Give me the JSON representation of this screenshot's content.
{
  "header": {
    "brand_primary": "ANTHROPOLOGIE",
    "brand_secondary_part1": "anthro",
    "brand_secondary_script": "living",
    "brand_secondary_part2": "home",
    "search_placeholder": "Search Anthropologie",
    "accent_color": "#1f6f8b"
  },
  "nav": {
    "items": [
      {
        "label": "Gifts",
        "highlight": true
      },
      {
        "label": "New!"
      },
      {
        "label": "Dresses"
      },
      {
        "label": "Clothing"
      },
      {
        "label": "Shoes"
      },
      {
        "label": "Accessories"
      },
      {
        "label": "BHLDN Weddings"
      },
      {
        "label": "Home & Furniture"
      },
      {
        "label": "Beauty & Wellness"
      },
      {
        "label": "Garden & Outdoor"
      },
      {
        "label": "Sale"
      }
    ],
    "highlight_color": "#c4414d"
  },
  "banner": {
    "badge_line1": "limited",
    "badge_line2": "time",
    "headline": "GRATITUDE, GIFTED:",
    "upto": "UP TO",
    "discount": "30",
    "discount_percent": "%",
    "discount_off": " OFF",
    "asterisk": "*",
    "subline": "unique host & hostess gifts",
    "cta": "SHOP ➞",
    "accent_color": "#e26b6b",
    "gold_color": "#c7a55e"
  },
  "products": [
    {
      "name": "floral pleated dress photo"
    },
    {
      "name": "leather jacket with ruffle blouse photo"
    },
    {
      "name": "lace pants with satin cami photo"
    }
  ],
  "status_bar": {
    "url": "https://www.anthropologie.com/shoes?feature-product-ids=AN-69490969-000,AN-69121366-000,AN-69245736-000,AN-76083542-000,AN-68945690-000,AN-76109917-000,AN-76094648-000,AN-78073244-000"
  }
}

◆ Set task:
Your answer should be a single number: the count of lines containing the word "photo".

◆ Problem solution:
3